>> Begin

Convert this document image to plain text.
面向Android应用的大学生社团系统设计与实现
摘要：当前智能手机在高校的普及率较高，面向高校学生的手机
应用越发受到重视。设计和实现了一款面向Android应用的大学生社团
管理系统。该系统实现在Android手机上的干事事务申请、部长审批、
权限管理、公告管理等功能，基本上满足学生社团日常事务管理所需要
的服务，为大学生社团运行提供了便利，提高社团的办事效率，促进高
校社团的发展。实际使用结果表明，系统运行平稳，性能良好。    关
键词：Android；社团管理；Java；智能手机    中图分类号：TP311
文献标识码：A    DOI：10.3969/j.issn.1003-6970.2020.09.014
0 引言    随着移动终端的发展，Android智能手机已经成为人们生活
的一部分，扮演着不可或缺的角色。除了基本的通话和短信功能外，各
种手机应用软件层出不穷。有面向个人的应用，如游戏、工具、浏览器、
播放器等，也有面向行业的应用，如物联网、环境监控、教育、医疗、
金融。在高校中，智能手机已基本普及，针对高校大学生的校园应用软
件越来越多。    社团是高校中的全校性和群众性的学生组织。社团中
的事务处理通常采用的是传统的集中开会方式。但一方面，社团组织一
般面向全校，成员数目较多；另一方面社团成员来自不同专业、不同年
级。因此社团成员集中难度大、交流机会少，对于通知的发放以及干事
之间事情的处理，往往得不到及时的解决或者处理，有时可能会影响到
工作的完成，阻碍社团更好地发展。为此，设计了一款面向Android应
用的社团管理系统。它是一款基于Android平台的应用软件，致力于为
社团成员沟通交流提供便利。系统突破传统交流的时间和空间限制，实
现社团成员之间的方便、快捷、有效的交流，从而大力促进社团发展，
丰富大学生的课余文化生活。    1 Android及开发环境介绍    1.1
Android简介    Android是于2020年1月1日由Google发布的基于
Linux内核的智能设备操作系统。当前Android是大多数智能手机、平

>> End

- _STATED EXERCISE_
Write out all the entries exactly.

- _EXPECTED ANSWER_
Convert this document image to plain text.
面向Android应用的大学生社团系统设计与实现
摘要：当前智能手机在高校的普及率较高，面向高校学生的手机
应用越发受到重视。设计和实现了一款面向Android应用的大学生社团
管理系统。该系统实现在Android手机上的干事事务申请、部长审批、
权限管理、公告管理等功能，基本上满足学生社团日常事务管理所需要
的服务，为大学生社团运行提供了便利，提高社团的办事效率，促进高
校社团的发展。实际使用结果表明，系统运行平稳，性能良好。    关
键词：Android；社团管理；Java；智能手机    中图分类号：TP311
文献标识码：A    DOI：10.3969/j.issn.1003-6970.2020.09.014
0 引言    随着移动终端的发展，Android智能手机已经成为人们生活
的一部分，扮演着不可或缺的角色。除了基本的通话和短信功能外，各
种手机应用软件层出不穷。有面向个人的应用，如游戏、工具、浏览器、
播放器等，也有面向行业的应用，如物联网、环境监控、教育、医疗、
金融。在高校中，智能手机已基本普及，针对高校大学生的校园应用软
件越来越多。    社团是高校中的全校性和群众性的学生组织。社团中
的事务处理通常采用的是传统的集中开会方式。但一方面，社团组织一
般面向全校，成员数目较多；另一方面社团成员来自不同专业、不同年
级。因此社团成员集中难度大、交流机会少，对于通知的发放以及干事
之间事情的处理，往往得不到及时的解决或者处理，有时可能会影响到
工作的完成，阻碍社团更好地发展。为此，设计了一款面向Android应
用的社团管理系统。它是一款基于Android平台的应用软件，致力于为
社团成员沟通交流提供便利。系统突破传统交流的时间和空间限制，实
现社团成员之间的方便、快捷、有效的交流，从而大力促进社团发展，
丰富大学生的课余文化生活。    1 Android及开发环境介绍    1.1
Android简介    Android是于2020年1月1日由Google发布的基于
Linux内核的智能设备操作系统。当前Android是大多数智能手机、平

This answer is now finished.